■ Directions for this task ■
What follows is a listing; give it again exactly, in its entirety.

■ Records shown ■
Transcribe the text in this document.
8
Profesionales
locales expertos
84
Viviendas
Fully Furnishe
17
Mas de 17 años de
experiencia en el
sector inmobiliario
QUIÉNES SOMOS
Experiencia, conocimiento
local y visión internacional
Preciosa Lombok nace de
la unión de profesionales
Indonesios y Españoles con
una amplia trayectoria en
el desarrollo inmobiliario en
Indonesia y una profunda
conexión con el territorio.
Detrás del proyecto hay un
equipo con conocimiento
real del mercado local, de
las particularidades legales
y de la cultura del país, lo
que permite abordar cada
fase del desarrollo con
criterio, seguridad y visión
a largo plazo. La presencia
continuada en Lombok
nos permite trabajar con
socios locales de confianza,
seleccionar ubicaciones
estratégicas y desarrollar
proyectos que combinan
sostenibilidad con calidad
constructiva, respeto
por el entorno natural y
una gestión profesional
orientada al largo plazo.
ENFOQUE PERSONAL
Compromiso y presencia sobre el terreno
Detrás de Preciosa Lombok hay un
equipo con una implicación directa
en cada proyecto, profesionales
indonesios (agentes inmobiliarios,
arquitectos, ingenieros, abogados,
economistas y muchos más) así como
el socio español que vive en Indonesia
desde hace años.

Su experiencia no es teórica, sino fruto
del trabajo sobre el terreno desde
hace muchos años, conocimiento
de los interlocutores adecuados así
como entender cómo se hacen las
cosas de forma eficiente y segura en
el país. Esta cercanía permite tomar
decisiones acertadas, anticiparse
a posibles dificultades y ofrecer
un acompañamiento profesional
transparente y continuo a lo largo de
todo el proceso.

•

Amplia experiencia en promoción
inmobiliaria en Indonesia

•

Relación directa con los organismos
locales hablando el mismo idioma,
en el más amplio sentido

■ Answer to the exercise ■
Transcribe the text in this document.
8
Profesionales
locales expertos
84
Viviendas
Fully Furnishe
17
Mas de 17 años de
experiencia en el
sector inmobiliario
QUIÉNES SOMOS
Experiencia, conocimiento
local y visión internacional
Preciosa Lombok nace de
la unión de profesionales
Indonesios y Españoles con
una amplia trayectoria en
el desarrollo inmobiliario en
Indonesia y una profunda
conexión con el territorio.
Detrás del proyecto hay un
equipo con conocimiento
real del mercado local, de
las particularidades legales
y de la cultura del país, lo
que permite abordar cada
fase del desarrollo con
criterio, seguridad y visión
a largo plazo. La presencia
continuada en Lombok
nos permite trabajar con
socios locales de confianza,
seleccionar ubicaciones
estratégicas y desarrollar
proyectos que combinan
sostenibilidad con calidad
constructiva, respeto
por el entorno natural y
una gestión profesional
orientada al largo plazo.
ENFOQUE PERSONAL
Compromiso y presencia sobre el terreno
Detrás de Preciosa Lombok hay un
equipo con una implicación directa
en cada proyecto, profesionales
indonesios (agentes inmobiliarios,
arquitectos, ingenieros, abogados,
economistas y muchos más) así como
el socio español que vive en Indonesia
desde hace años.

Su experiencia no es teórica, sino fruto
del trabajo sobre el terreno desde
hace muchos años, conocimiento
de los interlocutores adecuados así
como entender cómo se hacen las
cosas de forma eficiente y segura en
el país. Esta cercanía permite tomar
decisiones acertadas, anticiparse
a posibles dificultades y ofrecer
un acompañamiento profesional
transparente y continuo a lo largo de
todo el proceso.

•

Amplia experiencia en promoción
inmobiliaria en Indonesia

•

Relación directa con los organismos
locales hablando el mismo idioma,
en el más amplio sentido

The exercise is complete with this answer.